* [What is being asked]: Convert the records from their first line through the line containing "summary-row-number-3: 3 xyxy=(37,918,59,962)", inclusive, into a JSON list of strings, one string per line, with blank lines omitted.

* [Record extracts]:
* Begin *

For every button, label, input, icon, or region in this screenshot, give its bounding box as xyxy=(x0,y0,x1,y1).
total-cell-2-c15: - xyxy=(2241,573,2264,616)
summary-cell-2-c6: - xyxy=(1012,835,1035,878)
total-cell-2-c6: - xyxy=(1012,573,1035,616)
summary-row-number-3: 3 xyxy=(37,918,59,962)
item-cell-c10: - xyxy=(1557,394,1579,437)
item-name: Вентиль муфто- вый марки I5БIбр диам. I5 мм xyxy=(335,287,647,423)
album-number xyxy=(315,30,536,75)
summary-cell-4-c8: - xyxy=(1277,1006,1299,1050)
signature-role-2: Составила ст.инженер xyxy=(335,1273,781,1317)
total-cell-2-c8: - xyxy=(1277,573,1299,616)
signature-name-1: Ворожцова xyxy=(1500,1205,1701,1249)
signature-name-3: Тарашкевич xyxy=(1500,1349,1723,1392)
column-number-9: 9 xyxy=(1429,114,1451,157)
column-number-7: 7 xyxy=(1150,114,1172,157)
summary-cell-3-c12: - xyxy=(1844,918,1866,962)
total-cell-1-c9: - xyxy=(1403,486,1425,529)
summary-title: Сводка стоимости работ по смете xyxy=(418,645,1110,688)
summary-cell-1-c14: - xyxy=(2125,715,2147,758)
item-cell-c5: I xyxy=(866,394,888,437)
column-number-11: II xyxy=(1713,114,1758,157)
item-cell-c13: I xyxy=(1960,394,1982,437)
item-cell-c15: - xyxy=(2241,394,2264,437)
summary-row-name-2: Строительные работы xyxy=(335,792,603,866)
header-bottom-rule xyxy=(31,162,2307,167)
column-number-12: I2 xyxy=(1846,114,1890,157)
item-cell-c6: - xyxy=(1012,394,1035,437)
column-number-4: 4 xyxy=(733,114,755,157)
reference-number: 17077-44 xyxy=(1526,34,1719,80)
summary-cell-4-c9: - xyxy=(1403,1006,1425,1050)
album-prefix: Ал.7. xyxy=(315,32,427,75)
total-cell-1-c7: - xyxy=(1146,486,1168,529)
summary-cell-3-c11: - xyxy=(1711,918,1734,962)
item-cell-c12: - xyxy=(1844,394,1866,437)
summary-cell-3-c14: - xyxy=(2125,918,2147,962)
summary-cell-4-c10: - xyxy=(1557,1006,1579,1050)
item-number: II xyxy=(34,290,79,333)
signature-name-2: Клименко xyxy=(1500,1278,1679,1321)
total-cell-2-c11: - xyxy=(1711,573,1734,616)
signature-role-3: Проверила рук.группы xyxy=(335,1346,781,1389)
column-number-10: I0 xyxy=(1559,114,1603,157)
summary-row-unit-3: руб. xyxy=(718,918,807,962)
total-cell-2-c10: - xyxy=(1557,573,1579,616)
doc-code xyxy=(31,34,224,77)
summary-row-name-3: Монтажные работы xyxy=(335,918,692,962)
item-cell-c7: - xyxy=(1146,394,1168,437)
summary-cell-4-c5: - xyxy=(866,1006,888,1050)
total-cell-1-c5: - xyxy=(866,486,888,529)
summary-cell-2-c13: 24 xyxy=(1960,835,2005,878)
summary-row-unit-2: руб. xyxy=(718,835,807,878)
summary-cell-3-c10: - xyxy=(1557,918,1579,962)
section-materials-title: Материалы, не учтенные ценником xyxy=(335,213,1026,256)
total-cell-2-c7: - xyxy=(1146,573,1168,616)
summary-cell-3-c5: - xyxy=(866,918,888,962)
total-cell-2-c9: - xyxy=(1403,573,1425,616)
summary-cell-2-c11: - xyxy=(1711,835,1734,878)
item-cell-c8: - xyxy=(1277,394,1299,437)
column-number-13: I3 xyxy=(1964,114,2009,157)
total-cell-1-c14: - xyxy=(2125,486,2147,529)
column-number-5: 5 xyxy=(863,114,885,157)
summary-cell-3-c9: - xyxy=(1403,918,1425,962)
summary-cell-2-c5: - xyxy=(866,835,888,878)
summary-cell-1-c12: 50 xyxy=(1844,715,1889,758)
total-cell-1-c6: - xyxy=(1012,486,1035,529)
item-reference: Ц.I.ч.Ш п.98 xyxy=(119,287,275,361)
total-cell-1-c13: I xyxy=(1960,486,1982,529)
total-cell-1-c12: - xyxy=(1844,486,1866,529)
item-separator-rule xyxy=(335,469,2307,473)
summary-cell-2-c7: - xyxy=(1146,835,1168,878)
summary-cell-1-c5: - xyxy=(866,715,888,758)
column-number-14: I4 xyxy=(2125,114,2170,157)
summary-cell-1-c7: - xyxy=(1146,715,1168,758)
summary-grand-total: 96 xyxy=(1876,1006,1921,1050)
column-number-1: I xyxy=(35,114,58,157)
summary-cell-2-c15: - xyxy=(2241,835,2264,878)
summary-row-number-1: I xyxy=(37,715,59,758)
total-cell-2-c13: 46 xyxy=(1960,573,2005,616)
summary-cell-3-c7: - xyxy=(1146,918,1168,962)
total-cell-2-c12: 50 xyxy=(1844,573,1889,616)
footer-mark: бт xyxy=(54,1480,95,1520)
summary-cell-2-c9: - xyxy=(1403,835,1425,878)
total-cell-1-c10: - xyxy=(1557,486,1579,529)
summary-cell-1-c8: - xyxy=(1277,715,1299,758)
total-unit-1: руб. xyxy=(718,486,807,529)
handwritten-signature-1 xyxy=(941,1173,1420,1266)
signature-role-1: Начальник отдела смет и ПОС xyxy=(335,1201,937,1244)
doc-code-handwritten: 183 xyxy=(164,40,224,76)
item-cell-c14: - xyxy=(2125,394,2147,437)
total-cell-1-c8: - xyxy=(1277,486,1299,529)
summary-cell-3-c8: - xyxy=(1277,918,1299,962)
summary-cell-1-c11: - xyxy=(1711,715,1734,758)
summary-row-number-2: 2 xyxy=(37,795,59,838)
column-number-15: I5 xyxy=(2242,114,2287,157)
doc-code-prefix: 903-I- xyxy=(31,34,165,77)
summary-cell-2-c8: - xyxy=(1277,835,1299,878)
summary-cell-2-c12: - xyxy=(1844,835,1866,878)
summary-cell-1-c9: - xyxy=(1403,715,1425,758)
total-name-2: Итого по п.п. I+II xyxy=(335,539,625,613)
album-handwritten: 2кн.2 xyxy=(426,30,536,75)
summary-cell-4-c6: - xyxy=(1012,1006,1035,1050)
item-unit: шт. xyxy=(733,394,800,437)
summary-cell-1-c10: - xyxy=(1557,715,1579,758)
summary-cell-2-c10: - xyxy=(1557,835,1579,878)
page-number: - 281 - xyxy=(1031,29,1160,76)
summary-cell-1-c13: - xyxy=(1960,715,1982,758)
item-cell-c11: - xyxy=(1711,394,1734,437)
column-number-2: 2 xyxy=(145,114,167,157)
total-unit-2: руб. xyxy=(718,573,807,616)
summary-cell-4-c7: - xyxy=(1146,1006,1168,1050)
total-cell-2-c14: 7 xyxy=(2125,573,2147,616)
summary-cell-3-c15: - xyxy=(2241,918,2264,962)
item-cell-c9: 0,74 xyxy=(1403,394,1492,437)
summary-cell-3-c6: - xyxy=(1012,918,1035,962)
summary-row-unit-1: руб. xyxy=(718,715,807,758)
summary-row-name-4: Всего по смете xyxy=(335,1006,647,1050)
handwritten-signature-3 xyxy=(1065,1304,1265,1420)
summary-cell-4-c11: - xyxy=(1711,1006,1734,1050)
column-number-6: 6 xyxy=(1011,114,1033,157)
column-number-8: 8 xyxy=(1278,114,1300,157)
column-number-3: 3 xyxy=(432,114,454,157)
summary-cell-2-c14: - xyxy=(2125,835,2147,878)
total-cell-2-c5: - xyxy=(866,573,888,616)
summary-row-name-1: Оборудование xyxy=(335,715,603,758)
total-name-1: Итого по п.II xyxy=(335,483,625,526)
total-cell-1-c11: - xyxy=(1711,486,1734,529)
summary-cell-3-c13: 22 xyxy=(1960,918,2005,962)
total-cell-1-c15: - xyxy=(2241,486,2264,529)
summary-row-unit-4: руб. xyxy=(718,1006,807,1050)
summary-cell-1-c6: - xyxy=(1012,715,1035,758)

* End *

* [Task output]:
[
  "For every button, label, input, icon, or region in this screenshot, give its bounding box as xyxy=(x0,y0,x1,y1).",
  "total-cell-2-c15: - xyxy=(2241,573,2264,616)",
  "summary-cell-2-c6: - xyxy=(1012,835,1035,878)",
  "total-cell-2-c6: - xyxy=(1012,573,1035,616)",
  "summary-row-number-3: 3 xyxy=(37,918,59,962)"
]